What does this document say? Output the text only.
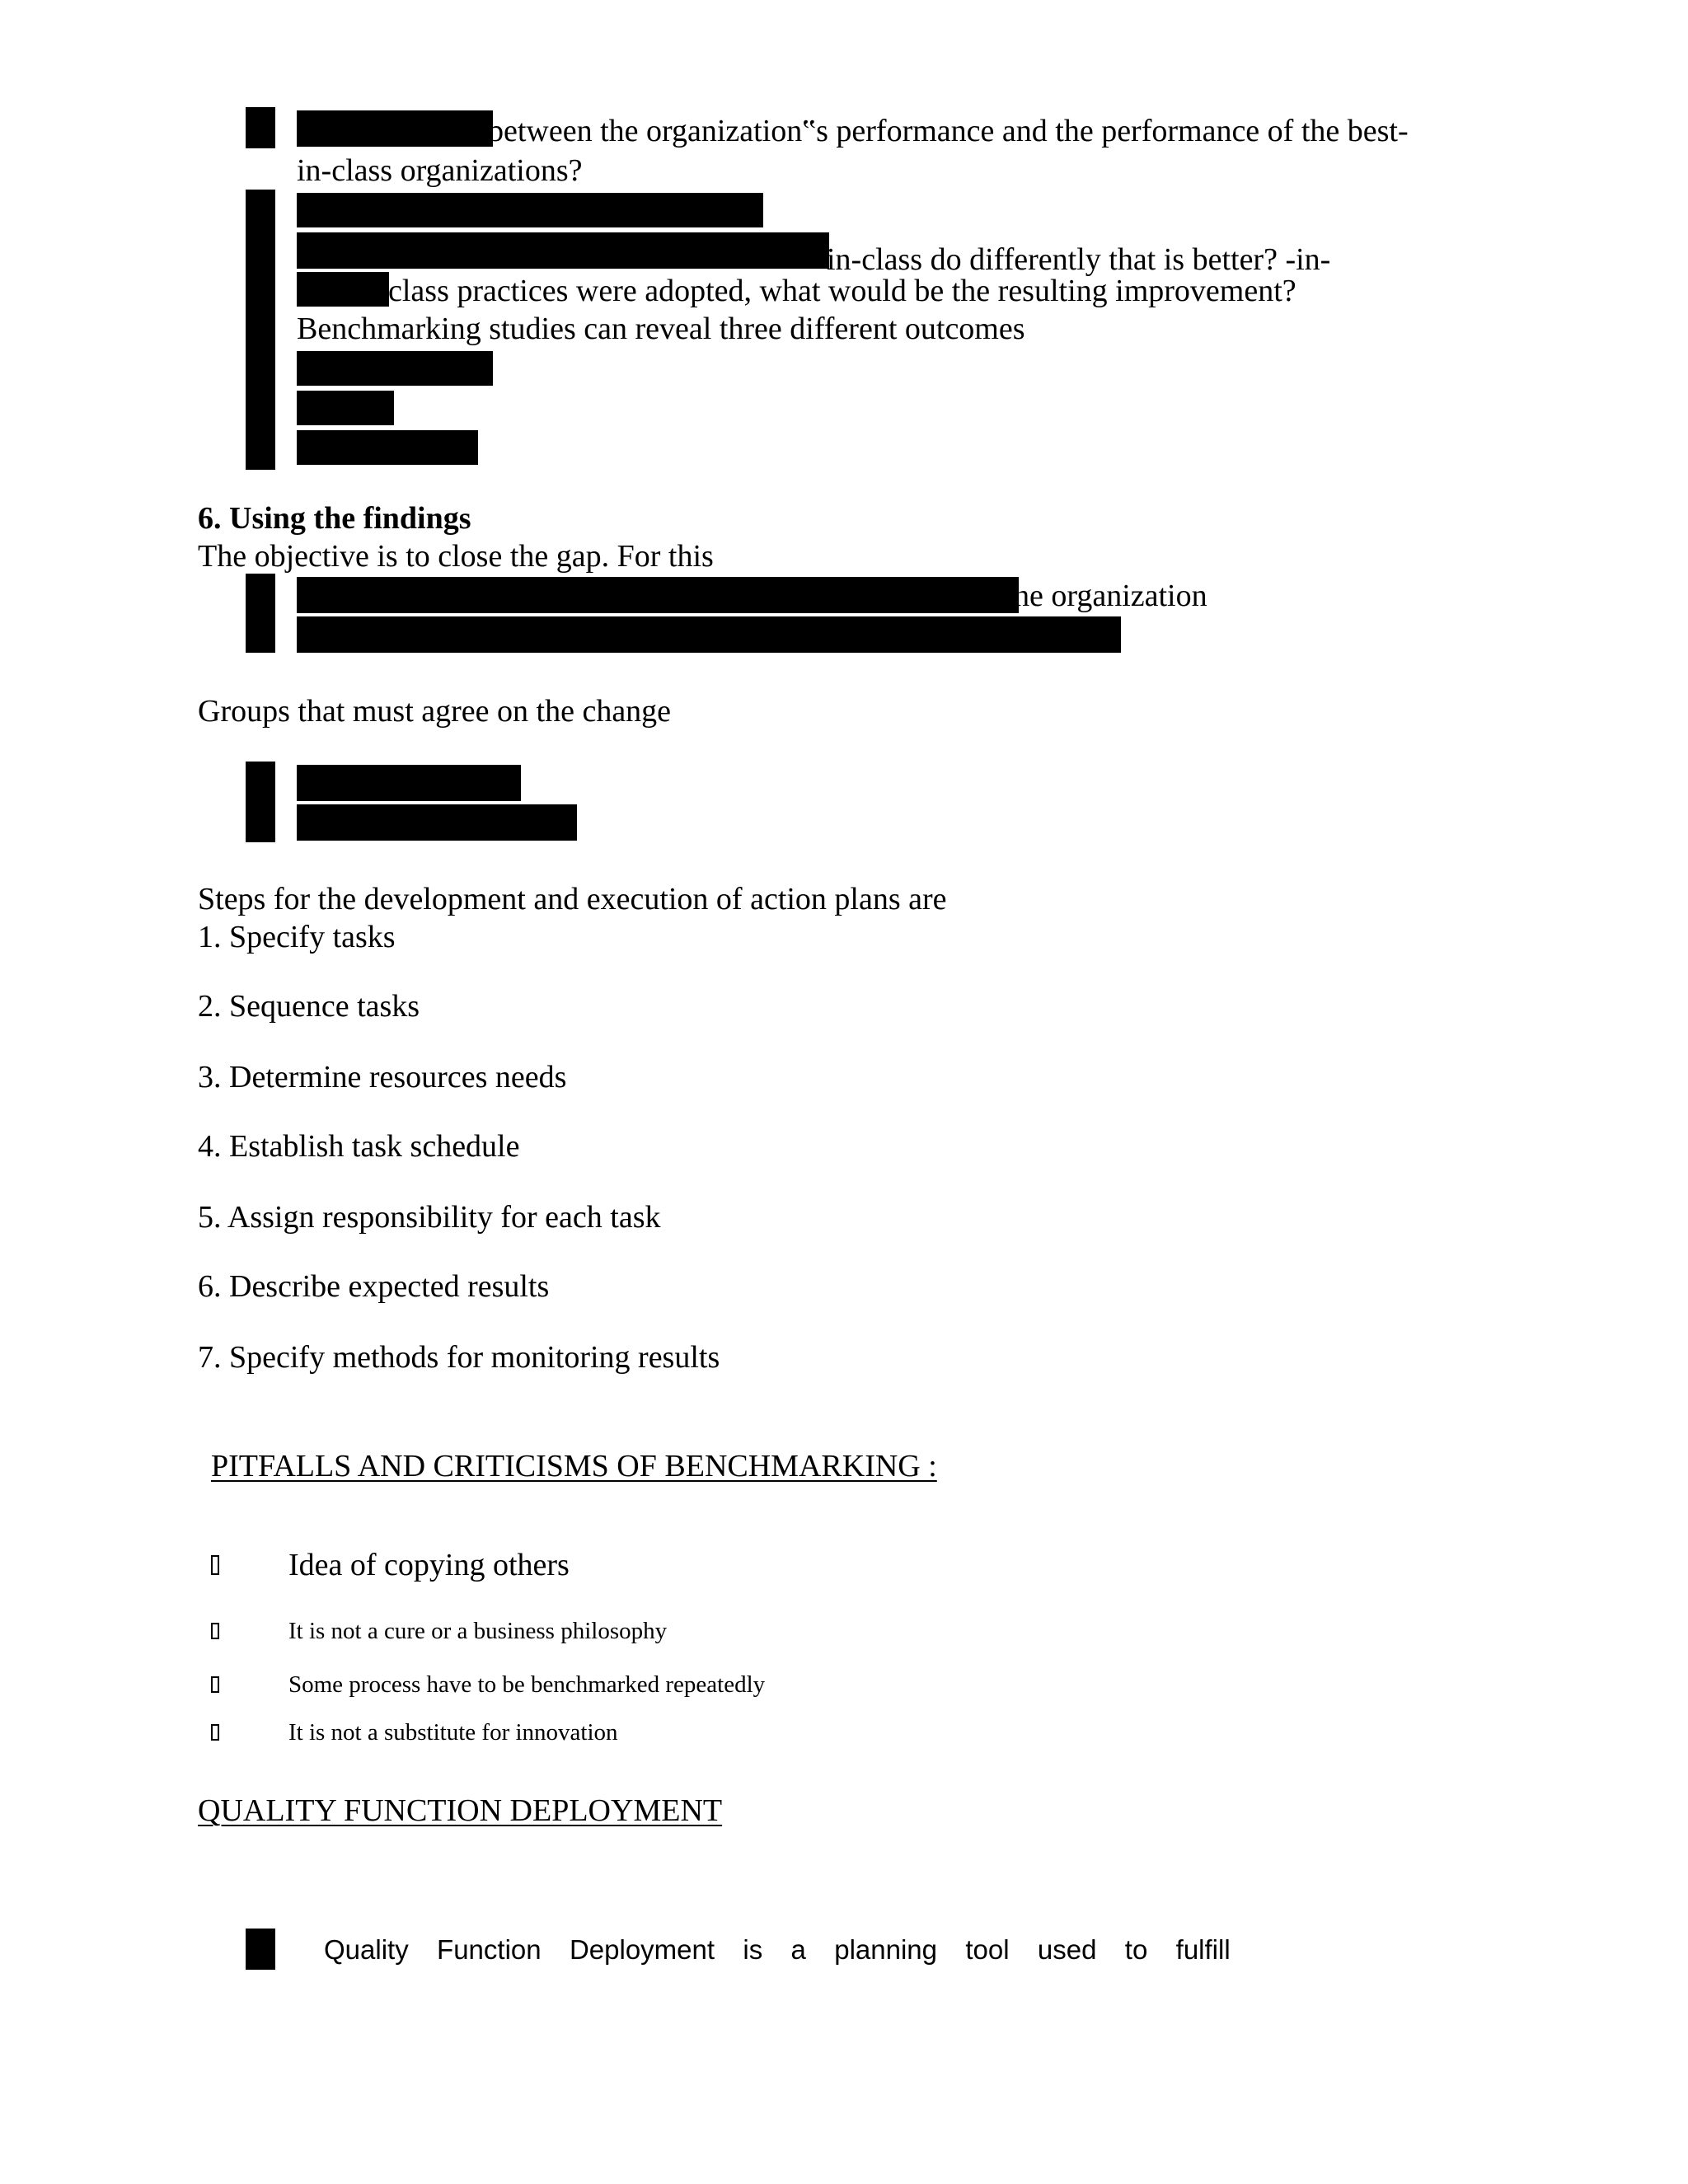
between the organization‟s performance and the performance of the best-
in-class organizations?
in-class do differently that is better? -in-
class practices were adopted, what would be the resulting improvement?
Benchmarking studies can reveal three different outcomes
6. Using the findings
The objective is to close the gap. For this
he organization
Groups that must agree on the change
Steps for the development and execution of action plans are
1. Specify tasks
2. Sequence tasks
3. Determine resources needs
4. Establish task schedule
5. Assign responsibility for each task
6. Describe expected results
7. Specify methods for monitoring results
PITFALLS AND CRITICISMS OF BENCHMARKING :
Idea of copying others
It is not a cure or a business philosophy
Some process have to be benchmarked repeatedly
It is not a substitute for innovation
QUALITY FUNCTION DEPLOYMENT
Quality  Function  Deployment  is  a  planning  tool  used  to  fulfill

+===+

> [Work instructions]: Give the count of lines holding the word "this" and nothing more.

> [Problem solution]: 2